** begin SUPPLIED RECORDS **

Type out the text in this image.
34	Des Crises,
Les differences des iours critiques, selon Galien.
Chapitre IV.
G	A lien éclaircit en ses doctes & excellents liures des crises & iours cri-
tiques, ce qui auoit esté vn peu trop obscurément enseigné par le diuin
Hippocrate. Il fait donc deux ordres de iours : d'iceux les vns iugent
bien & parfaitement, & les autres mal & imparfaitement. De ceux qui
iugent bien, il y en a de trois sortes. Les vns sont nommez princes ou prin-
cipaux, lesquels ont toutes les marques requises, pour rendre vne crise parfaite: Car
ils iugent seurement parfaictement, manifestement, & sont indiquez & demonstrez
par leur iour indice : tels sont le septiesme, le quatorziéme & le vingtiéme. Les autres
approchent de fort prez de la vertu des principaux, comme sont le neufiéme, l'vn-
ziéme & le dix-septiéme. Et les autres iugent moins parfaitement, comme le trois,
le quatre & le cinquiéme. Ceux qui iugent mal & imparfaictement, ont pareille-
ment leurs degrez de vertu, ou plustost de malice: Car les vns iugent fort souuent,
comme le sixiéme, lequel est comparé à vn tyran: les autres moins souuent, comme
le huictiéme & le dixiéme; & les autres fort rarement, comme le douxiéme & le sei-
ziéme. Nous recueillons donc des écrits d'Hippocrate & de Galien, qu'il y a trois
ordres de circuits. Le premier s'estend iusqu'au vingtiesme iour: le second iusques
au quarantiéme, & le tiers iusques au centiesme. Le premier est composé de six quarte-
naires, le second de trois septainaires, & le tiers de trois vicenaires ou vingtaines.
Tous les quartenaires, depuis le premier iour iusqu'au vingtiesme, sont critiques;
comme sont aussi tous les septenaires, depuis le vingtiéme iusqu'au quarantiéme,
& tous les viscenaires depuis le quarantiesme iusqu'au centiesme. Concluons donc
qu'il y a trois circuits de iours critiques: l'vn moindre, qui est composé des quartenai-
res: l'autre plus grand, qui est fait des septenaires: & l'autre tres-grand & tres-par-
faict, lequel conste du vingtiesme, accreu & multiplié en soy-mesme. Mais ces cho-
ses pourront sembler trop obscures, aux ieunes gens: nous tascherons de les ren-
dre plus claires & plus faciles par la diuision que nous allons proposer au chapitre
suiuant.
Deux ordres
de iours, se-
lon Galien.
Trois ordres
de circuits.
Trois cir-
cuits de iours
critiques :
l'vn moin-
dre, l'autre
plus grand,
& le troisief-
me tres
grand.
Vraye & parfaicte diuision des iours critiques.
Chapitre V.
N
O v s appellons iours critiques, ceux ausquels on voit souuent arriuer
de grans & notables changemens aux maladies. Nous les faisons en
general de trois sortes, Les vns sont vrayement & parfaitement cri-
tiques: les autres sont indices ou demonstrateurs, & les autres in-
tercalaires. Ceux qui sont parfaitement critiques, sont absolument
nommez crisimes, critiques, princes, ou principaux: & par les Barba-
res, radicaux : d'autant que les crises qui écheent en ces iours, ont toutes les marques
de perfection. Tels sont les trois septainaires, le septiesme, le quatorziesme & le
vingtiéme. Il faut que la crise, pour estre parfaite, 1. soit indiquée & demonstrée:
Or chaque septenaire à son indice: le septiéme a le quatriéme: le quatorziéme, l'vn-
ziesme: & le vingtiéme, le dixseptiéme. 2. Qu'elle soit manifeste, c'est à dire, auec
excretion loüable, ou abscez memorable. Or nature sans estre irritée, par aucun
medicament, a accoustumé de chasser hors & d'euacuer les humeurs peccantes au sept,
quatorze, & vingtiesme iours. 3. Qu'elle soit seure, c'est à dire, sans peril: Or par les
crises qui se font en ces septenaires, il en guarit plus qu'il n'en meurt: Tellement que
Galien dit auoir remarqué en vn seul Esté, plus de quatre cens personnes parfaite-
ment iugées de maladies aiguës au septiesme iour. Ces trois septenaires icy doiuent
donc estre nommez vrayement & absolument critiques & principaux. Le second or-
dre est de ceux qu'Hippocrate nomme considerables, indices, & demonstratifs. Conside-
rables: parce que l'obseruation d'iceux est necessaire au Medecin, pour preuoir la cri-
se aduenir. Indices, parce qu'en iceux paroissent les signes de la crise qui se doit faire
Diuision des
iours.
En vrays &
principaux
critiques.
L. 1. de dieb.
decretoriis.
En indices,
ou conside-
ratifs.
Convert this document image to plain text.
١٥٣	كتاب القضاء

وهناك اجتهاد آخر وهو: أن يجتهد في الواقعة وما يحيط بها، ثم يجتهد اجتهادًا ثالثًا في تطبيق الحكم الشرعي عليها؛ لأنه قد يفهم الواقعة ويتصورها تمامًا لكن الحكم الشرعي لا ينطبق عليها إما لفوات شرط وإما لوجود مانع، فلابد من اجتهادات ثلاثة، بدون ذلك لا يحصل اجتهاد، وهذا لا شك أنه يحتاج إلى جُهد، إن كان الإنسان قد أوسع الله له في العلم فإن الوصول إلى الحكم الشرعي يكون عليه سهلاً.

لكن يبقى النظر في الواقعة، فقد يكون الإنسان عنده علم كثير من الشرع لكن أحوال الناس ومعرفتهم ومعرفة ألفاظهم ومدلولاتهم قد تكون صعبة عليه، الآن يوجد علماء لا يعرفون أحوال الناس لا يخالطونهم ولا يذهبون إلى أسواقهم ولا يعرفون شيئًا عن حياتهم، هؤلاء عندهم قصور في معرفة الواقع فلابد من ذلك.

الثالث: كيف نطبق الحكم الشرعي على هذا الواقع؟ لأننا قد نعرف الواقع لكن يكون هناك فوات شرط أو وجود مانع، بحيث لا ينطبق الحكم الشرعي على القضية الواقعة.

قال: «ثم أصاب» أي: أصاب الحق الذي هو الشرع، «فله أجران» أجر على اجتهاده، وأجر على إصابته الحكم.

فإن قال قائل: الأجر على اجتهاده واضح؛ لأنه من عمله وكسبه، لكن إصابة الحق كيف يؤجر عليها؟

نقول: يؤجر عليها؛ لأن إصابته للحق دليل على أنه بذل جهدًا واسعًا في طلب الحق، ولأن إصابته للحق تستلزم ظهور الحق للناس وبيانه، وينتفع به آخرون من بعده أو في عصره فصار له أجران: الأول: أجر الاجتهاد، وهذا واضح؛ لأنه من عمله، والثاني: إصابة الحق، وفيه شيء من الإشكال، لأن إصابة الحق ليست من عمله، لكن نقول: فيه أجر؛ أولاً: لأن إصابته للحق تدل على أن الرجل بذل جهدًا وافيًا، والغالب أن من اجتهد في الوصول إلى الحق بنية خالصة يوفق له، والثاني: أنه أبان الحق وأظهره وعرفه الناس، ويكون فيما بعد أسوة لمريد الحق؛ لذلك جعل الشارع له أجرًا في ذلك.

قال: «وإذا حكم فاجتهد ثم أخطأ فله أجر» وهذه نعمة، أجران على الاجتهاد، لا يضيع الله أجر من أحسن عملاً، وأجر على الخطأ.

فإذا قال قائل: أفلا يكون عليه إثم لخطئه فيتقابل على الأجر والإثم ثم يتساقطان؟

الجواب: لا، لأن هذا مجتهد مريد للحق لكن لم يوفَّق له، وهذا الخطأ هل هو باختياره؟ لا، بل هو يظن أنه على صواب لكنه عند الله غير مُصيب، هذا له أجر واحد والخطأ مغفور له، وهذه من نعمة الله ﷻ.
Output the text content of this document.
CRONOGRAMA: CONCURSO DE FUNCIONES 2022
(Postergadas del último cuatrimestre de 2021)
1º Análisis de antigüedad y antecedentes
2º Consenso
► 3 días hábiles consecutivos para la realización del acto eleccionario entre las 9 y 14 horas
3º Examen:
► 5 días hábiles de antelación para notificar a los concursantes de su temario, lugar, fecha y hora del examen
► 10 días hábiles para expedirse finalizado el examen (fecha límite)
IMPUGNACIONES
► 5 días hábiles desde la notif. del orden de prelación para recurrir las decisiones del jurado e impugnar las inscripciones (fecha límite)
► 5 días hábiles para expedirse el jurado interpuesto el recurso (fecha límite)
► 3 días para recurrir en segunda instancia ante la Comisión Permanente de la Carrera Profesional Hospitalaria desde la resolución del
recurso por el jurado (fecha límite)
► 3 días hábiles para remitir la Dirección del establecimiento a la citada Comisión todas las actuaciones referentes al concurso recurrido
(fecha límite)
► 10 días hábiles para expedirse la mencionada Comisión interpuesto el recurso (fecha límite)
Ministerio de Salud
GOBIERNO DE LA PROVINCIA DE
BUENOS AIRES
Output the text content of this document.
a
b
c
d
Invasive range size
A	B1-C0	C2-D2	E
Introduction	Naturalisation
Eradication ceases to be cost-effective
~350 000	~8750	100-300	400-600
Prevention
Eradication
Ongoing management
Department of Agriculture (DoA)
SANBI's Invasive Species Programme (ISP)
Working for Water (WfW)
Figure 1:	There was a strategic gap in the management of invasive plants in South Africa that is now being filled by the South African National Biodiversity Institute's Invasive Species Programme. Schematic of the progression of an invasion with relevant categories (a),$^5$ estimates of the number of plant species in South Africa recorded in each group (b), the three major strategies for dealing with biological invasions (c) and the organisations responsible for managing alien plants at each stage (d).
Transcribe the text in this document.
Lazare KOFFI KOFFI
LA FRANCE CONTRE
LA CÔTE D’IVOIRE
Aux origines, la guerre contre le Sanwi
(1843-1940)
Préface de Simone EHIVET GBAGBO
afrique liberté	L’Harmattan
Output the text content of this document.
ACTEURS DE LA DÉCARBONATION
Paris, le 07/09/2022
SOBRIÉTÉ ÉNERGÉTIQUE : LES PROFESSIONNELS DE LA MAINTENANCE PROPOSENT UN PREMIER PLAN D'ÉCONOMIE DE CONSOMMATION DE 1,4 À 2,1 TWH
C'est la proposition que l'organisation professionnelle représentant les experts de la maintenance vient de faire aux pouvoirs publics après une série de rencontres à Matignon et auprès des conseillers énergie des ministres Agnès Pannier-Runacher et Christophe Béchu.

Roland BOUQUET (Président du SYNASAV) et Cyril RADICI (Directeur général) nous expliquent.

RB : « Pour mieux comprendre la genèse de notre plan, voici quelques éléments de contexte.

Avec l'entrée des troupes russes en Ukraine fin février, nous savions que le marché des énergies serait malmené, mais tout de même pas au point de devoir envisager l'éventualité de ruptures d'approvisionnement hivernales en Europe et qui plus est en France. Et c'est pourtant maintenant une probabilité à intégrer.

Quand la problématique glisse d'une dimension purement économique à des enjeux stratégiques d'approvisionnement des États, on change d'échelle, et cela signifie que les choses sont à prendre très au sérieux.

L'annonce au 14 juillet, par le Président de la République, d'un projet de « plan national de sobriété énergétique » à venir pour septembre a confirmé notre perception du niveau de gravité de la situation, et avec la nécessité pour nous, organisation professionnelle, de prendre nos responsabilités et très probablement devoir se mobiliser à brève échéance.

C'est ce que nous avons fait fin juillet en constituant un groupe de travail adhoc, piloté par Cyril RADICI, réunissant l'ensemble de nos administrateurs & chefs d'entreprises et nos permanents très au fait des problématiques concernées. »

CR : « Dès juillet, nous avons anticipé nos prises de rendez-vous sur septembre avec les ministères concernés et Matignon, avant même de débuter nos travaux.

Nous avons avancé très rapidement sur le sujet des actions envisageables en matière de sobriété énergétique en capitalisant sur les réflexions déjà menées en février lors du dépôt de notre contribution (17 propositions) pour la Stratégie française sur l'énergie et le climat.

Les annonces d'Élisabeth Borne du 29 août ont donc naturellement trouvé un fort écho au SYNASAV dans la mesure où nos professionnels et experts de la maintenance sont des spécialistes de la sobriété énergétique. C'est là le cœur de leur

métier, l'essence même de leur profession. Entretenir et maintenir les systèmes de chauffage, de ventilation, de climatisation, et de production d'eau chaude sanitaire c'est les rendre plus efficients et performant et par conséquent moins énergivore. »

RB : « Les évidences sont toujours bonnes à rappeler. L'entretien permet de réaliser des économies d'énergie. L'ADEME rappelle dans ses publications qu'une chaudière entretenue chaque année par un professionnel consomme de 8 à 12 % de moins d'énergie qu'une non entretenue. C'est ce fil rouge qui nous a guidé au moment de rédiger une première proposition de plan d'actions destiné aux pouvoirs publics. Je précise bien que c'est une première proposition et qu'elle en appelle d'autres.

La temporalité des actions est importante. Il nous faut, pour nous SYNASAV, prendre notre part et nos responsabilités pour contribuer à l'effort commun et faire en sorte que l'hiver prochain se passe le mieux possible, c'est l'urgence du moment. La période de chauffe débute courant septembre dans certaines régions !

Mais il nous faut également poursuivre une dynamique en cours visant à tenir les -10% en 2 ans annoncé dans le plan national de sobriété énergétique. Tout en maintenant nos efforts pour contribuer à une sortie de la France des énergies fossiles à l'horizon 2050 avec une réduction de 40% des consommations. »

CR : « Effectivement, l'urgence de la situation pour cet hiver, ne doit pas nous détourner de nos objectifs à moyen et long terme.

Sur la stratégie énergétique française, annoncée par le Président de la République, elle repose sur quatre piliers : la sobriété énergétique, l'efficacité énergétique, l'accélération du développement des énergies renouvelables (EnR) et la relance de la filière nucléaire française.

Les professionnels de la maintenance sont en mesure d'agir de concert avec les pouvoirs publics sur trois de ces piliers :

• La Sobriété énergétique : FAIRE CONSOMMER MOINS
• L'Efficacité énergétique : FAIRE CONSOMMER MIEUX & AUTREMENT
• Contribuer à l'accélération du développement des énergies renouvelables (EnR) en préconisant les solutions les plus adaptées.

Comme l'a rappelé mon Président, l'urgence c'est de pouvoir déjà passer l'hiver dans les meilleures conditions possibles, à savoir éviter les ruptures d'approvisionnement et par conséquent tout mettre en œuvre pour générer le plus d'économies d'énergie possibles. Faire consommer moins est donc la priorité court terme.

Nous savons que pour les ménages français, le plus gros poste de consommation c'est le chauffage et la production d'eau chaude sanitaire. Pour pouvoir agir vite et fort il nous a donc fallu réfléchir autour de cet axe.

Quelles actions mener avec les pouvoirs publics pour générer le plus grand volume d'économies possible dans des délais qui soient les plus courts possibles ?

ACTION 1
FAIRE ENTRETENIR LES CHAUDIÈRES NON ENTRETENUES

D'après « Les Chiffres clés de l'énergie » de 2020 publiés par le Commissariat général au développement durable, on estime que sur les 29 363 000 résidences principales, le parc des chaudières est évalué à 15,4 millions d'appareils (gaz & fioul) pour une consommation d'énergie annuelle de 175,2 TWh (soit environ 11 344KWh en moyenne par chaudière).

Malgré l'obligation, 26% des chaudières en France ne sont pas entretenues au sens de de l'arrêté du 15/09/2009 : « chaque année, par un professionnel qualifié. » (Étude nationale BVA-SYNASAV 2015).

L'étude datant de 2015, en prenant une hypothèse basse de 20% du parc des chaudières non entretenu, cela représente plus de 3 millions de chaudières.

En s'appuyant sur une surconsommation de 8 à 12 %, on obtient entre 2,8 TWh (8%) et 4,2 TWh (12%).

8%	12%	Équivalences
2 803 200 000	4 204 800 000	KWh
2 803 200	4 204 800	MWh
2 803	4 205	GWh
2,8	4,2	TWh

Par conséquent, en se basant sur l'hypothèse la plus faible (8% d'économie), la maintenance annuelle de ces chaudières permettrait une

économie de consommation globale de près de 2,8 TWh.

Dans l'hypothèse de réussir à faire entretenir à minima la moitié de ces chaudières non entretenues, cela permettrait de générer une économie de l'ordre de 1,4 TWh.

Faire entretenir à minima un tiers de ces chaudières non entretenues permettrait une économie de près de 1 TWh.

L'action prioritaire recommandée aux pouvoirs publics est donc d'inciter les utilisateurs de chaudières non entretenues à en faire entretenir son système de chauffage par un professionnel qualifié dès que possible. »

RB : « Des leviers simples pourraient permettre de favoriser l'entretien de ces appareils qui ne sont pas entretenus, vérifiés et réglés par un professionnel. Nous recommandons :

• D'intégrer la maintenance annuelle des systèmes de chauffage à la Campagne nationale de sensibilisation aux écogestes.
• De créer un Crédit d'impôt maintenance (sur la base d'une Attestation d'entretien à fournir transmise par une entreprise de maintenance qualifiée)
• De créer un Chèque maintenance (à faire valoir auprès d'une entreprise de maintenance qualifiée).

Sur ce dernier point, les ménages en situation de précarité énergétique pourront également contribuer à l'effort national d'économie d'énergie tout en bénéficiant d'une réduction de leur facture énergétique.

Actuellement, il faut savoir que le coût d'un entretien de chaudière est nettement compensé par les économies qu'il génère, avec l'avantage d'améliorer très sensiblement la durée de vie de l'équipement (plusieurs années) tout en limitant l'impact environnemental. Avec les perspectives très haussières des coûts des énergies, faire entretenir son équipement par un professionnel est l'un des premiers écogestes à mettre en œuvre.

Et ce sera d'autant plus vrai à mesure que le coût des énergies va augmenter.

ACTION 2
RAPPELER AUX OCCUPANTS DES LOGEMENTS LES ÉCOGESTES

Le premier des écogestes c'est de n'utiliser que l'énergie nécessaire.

** end SUPPLIED RECORDS **

§ **REQUIRED WORK**
Copy all lines of the material above where the string "même" occurs.

§ **RESULT OF THE TASK**
Avec l'entrée des troupes russes en Ukraine fin février, nous savions que le marché des énergies serait malmené, mais tout de même pas au point de devoir envisager l'éventualité de ruptures d'approvisionnement hivernales en Europe et qui plus est en France. Et c'est pourtant maintenant une probabilité à intégrer.
CR : « Dès juillet, nous avons anticipé nos prises de rendez-vous sur septembre avec les ministères concernés et Matignon, avant même de débuter nos travaux.
métier, l'essence même de leur profession. Entretenir et maintenir les systèmes de chauffage, de ventilation, de climatisation, et de production d'eau chaude sanitaire c'est les rendre plus efficients et performant et par conséquent moins énergivore. »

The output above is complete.